Answer these from the Form 8-K filing for Tim Hortons Inc. below:
1. What date is given as the date of the earliest event reported?
2. What is the state or other jurisdiction of incorporation?
3. Under what exhibit number is the press release attached?

● Document segment
# # #

8-K 1 d8k.htm CURRENT REPORT Current Report

 

 

UNITED STATES

SECURITIES AND EXCHANGE COMMISSION

Washington, D.C. 20549

 

 

FORM 8-K

 

 

CURRENT REPORT

Pursuant to Section 13 or 15(d) of the Securities Exchange Act of 1934

Date of Report (Date of earliest event reported): February 19, 2008

 

 

TIM HORTONS INC.

(Exact name of registrant as specified in its charter)

 

 

 

Delaware   001-32843   51-0370507

(State or other jurisdiction

of incorporation)

  (Commission File Number)  

(IRS Employer

Identification No.)

 

874 Sinclair Road, Oakville, ON, Canada   L6K 2Y1
(Address of principal executive offices)   (Zip Code)

(905) 845-6511

(Registrant’s telephone number, including area code)

Not Applicable

(Former name or former address, if changed since last report)

 

 

Check the appropriate box below if the Form 8-K filing is intended to simultaneously satisfy the filing obligation of the registrant under any of the following provisions:

 

¨ Written communications pursuant to Rule 425 under the Securities Act (17 CFR 230.425)

 

¨ Soliciting material pursuant to Rule 14a-12 under the Exchange Act (17 CFR 240.14a-l2)

 

¨ Pre-commencement communications pursuant to Rule 14d-2(b) under the Exchange Act (17 CFR 240.14d-2(b))

 

¨ Pre-commencement communications pursuant to Rule 13e-4(c) under the Exchange Act (17 CFR 240.13e-4(c))

 

 

 


Item 2.02 Results of Operations and Financial Condition.

On February 20, 2008, Tim Hortons Inc. (the “Company”) issued a press release containing financial information relating to its fourth quarter and year-end 2007 results and certain other information. The press release is attached hereto as Exhibit 99.1.

# # #

● Records shown

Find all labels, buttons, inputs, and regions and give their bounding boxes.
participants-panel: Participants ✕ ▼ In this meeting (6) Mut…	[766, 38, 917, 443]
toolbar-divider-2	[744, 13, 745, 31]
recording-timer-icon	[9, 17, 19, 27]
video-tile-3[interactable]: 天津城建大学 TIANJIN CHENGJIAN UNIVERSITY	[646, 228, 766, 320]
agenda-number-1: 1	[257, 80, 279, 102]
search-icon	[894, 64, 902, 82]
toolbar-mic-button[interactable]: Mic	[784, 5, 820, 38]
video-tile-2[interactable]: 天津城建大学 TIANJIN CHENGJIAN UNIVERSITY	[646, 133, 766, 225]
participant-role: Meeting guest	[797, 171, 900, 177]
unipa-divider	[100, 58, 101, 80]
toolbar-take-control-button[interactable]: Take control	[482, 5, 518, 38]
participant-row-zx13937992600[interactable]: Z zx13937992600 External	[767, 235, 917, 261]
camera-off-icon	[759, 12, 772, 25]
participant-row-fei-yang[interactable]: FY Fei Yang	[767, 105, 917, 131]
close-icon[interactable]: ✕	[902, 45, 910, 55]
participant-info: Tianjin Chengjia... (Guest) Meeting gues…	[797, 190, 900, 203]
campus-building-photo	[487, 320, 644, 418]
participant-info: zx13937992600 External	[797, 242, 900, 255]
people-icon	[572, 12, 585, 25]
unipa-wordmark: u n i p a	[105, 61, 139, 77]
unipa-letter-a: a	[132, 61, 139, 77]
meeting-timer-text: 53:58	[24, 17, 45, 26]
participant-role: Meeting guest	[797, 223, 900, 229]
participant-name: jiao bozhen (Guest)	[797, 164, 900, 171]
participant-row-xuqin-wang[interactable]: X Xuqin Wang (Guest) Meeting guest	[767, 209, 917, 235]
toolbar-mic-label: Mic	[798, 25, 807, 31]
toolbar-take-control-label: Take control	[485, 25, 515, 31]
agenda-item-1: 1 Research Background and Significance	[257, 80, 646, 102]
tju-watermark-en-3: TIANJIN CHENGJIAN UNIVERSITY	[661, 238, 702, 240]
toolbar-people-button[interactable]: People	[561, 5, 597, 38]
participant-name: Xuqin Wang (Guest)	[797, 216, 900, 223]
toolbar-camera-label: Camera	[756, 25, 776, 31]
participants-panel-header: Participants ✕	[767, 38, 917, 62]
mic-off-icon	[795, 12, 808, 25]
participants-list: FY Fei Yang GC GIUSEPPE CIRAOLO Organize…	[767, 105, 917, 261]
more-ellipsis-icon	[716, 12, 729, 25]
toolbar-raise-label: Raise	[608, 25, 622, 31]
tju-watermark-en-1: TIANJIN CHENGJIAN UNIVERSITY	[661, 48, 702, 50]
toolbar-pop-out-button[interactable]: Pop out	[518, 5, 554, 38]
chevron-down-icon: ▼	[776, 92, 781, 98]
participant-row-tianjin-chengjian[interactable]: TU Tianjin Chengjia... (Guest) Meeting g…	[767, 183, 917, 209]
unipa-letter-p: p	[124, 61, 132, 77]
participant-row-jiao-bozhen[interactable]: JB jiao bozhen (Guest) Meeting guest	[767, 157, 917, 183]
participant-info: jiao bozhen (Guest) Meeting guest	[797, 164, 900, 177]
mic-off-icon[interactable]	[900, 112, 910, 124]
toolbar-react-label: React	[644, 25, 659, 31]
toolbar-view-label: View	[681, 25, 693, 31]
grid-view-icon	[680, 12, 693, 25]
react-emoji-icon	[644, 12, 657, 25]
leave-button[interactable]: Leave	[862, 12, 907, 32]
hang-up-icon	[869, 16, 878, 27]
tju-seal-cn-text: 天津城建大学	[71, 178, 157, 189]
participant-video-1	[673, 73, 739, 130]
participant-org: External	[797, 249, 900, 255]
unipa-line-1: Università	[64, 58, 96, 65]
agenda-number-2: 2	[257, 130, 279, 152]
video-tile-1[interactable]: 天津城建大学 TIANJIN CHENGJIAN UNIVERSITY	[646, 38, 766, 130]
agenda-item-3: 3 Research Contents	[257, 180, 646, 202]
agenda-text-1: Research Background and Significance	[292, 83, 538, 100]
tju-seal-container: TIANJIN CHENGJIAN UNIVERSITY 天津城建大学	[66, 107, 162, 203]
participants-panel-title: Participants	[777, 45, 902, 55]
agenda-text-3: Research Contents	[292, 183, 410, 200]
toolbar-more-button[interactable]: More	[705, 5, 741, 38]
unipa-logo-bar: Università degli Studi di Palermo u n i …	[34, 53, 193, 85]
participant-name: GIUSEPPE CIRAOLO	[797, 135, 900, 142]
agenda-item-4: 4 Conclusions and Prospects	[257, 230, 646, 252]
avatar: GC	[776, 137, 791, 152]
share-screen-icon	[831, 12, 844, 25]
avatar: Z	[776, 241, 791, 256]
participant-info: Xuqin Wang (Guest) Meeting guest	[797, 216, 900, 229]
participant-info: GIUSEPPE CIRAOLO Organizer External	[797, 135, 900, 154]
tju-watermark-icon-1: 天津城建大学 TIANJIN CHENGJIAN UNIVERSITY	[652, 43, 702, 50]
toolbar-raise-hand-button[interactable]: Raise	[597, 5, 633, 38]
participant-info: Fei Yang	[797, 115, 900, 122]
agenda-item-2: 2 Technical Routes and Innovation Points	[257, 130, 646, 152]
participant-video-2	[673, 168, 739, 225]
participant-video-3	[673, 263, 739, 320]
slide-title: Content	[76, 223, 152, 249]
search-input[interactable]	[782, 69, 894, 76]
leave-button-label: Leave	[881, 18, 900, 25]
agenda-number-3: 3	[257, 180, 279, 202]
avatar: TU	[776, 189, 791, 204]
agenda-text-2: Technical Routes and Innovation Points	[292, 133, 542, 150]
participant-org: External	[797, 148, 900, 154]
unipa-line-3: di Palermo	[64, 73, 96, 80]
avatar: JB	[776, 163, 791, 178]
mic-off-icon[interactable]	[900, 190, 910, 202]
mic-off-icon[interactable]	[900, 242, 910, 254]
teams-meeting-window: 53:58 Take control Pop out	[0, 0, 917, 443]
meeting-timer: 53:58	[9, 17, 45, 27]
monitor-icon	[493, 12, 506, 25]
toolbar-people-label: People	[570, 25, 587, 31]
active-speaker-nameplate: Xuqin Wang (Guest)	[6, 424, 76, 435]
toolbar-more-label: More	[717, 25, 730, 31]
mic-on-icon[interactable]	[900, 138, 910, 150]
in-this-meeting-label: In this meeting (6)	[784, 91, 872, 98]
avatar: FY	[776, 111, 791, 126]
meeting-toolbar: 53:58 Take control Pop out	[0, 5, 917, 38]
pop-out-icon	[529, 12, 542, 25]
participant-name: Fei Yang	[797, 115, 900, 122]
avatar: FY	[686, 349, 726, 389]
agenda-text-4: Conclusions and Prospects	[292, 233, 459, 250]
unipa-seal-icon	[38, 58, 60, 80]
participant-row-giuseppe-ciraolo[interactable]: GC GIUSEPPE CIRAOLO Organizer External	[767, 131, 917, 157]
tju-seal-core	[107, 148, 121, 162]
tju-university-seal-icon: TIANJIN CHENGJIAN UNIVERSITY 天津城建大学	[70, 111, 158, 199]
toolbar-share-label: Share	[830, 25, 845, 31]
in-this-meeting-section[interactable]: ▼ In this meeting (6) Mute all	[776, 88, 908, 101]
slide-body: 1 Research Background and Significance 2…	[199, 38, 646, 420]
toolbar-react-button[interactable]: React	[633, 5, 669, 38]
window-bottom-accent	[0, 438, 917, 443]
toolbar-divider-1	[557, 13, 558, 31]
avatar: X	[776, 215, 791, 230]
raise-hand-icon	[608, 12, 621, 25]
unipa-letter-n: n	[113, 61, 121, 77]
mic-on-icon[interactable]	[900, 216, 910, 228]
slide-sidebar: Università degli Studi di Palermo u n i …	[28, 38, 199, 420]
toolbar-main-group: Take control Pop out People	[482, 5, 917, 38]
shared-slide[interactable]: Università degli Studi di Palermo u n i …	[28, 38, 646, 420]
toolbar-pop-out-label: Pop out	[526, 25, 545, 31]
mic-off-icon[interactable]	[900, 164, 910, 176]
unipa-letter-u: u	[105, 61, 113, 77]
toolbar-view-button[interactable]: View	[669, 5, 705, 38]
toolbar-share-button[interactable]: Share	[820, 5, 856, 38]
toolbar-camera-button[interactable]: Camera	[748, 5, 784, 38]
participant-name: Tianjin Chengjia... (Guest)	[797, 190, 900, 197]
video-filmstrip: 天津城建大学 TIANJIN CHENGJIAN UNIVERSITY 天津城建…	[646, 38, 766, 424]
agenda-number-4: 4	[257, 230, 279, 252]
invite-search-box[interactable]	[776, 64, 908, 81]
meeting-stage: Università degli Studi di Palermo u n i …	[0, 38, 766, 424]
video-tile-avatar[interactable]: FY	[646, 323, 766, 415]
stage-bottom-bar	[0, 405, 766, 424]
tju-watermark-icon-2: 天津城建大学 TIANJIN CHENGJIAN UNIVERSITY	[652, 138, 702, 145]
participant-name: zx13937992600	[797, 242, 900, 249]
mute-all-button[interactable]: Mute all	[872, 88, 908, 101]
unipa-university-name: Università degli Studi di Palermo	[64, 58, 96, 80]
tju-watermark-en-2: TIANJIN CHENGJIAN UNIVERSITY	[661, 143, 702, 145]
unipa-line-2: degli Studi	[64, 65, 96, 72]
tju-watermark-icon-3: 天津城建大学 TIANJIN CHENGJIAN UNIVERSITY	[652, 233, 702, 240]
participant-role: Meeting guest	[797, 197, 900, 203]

# # #

● Written response
1. February 19, 2008
2. Delaware
3. Exhibit 99.1